**Data:**
########

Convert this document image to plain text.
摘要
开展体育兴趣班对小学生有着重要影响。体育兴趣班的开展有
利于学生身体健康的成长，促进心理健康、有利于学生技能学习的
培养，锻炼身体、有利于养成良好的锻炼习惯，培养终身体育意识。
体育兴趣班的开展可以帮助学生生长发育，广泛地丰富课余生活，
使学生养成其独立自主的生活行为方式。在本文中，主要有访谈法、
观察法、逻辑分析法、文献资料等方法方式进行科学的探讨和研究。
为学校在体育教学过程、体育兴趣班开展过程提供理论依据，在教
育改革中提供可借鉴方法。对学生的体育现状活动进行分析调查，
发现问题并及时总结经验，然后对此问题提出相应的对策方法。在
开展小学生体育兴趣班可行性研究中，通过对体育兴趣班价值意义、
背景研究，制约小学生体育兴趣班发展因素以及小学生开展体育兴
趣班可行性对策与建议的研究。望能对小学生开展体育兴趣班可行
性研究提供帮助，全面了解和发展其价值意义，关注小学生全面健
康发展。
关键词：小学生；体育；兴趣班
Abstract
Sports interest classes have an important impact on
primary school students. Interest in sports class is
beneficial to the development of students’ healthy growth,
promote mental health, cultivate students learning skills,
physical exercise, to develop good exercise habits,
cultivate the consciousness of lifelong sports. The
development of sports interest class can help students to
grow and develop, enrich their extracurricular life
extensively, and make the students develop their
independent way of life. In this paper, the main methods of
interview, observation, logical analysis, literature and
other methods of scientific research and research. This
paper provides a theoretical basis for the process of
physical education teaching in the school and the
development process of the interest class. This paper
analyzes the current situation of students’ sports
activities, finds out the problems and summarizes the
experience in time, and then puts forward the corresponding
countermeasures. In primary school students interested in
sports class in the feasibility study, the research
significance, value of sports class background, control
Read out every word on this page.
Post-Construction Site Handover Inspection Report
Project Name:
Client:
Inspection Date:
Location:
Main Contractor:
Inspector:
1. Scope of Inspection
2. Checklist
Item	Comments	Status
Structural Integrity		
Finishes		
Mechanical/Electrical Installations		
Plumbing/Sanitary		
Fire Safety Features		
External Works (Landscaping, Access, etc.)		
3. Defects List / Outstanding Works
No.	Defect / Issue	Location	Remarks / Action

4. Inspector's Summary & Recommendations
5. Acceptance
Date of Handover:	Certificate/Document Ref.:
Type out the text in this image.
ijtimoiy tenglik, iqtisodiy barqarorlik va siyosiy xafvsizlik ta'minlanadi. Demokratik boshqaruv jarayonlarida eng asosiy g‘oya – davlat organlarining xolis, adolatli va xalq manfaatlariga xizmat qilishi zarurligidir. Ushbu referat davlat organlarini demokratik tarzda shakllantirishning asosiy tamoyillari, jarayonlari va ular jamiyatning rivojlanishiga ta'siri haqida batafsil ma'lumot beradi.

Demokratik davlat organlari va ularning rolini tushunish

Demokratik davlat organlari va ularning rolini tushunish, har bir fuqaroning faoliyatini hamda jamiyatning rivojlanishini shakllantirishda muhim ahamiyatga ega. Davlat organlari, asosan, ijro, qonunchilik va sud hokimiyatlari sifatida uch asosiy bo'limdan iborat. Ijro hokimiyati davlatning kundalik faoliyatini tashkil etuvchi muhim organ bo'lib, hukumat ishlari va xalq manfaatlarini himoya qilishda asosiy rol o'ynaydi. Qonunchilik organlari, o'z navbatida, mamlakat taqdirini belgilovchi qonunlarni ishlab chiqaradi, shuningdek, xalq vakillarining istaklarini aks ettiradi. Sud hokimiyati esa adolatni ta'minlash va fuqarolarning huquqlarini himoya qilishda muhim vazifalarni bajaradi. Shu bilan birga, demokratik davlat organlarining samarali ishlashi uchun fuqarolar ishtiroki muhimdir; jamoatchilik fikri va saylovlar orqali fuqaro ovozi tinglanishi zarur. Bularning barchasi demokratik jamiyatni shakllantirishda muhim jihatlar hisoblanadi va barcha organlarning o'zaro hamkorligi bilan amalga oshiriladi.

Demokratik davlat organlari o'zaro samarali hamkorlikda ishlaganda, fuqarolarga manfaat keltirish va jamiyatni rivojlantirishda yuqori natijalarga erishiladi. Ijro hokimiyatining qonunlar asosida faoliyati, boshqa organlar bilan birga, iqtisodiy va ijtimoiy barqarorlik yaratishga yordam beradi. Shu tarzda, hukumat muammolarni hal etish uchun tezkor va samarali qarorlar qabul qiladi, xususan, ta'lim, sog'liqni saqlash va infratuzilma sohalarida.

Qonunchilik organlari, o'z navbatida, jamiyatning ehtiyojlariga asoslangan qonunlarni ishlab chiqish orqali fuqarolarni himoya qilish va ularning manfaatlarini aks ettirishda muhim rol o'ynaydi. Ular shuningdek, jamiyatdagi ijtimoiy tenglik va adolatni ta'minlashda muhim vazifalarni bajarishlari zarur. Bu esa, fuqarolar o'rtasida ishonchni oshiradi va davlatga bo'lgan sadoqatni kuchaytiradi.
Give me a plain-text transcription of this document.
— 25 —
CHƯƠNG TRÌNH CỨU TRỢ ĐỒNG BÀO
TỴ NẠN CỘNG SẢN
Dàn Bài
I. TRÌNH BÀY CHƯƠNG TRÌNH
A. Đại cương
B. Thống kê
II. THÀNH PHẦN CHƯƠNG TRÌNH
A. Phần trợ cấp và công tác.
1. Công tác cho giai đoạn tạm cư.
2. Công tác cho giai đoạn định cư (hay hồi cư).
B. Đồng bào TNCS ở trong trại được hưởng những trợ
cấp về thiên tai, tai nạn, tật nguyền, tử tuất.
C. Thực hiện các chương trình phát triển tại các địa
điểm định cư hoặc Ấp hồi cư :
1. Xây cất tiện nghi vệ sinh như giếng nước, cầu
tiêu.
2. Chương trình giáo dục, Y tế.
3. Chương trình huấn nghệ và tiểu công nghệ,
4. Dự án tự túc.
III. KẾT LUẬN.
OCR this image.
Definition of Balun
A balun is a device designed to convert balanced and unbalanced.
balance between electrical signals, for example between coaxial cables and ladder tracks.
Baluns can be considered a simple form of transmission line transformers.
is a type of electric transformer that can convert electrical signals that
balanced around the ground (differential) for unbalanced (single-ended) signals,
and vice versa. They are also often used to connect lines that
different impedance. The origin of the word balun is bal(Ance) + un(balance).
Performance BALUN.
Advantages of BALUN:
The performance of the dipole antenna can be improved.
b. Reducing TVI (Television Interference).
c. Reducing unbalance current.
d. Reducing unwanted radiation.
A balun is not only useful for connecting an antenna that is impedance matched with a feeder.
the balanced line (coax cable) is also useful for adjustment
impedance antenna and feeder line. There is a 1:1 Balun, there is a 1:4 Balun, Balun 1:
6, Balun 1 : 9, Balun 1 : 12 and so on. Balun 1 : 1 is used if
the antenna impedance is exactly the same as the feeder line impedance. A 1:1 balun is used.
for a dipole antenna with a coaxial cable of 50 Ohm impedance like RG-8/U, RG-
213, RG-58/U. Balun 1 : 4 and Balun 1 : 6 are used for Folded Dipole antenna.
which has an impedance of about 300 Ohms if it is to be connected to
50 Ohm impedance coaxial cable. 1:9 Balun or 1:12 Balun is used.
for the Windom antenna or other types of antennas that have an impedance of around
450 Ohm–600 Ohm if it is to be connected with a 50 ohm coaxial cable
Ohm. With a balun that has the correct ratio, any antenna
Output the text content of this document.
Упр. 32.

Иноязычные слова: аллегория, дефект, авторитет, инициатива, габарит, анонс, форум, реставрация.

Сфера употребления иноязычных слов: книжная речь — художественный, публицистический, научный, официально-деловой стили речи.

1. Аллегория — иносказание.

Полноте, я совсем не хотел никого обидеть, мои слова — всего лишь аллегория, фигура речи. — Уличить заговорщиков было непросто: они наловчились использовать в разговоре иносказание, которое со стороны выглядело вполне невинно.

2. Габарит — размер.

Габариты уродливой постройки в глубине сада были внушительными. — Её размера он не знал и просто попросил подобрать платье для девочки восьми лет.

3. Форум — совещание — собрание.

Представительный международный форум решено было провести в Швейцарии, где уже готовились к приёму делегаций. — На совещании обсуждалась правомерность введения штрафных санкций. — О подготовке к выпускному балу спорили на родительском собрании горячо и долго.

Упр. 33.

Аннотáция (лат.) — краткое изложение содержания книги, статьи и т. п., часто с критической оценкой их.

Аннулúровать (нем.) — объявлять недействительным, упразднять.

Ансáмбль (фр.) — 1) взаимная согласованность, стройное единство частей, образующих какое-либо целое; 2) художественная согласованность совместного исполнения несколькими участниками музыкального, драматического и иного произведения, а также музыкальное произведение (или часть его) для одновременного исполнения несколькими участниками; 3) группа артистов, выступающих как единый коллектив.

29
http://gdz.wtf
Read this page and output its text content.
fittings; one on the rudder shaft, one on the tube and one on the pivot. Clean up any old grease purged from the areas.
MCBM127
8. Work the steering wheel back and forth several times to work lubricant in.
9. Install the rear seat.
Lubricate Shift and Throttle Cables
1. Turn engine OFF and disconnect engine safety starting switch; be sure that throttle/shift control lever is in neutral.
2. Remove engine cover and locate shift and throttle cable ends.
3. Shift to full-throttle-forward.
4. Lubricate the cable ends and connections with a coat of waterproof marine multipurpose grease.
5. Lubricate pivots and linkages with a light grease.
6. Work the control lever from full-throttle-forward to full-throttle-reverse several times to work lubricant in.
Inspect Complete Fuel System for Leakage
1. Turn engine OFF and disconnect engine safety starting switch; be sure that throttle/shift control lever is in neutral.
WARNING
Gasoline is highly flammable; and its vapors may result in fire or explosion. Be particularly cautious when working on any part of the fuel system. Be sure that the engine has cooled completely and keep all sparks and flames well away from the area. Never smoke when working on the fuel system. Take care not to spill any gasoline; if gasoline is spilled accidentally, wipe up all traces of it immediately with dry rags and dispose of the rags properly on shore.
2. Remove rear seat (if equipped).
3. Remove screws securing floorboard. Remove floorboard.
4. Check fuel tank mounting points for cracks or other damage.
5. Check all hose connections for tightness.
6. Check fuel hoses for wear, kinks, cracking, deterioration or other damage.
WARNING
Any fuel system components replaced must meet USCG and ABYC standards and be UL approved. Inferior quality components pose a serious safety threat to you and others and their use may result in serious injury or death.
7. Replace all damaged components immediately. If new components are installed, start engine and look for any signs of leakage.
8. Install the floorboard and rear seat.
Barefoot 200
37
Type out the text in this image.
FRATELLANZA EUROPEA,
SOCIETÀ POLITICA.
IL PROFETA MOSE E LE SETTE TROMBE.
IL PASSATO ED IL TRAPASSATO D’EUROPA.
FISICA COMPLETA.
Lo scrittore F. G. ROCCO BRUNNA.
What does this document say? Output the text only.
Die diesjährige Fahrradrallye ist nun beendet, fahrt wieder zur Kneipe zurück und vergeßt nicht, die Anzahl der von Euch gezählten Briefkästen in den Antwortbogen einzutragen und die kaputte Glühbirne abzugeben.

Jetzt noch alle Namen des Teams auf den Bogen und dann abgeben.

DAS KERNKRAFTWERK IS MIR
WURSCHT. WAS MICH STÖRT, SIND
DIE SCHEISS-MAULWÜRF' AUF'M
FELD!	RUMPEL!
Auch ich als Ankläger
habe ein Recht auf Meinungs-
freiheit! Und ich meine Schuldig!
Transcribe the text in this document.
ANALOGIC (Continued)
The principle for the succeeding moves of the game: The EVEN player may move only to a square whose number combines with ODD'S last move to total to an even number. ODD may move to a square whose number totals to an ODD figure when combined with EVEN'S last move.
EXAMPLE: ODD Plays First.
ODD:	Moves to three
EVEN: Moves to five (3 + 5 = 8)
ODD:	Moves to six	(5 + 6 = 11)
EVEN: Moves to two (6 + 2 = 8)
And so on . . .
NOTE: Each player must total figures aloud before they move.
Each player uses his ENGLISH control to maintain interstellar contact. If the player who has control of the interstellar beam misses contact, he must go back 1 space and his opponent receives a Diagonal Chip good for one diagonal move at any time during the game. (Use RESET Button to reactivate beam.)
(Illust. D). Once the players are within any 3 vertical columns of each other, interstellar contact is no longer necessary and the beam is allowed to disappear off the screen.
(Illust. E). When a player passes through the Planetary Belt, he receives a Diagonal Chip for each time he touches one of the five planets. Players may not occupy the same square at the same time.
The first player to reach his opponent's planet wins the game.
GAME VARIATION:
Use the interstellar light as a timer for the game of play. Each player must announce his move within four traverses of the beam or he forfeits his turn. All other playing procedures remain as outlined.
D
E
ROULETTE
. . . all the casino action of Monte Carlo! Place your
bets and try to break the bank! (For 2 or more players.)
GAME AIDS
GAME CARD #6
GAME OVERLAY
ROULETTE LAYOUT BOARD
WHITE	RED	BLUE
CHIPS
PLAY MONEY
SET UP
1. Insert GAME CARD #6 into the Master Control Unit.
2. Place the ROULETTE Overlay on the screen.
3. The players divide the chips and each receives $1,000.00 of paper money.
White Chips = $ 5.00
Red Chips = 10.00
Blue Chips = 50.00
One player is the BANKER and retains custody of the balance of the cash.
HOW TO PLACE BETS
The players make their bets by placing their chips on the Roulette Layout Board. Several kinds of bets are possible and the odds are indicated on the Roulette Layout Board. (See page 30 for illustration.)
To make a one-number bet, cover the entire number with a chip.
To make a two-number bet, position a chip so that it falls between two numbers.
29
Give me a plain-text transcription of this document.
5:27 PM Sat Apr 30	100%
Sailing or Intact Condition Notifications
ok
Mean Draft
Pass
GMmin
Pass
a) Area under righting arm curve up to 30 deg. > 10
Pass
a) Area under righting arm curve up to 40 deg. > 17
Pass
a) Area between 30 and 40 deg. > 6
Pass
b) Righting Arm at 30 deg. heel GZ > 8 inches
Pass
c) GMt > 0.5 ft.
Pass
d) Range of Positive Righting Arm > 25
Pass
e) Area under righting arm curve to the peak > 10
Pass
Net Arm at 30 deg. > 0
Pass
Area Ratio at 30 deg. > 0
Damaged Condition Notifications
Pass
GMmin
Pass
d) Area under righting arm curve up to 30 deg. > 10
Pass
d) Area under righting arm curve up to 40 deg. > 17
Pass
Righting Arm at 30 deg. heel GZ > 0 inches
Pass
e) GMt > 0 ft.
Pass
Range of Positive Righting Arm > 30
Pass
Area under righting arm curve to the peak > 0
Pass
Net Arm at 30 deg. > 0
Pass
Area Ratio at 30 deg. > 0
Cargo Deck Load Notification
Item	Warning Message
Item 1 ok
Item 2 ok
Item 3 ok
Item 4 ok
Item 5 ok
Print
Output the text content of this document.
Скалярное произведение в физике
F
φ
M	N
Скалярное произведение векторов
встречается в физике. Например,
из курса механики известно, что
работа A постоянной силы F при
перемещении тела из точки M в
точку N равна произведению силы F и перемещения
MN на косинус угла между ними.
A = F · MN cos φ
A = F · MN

########

**Short problem:** Scan the data above and copy every line with "image" in it.

**Task response:**
Convert this document image to plain text.
Type out the text in this image.
OCR this image.
Type out the text in this image.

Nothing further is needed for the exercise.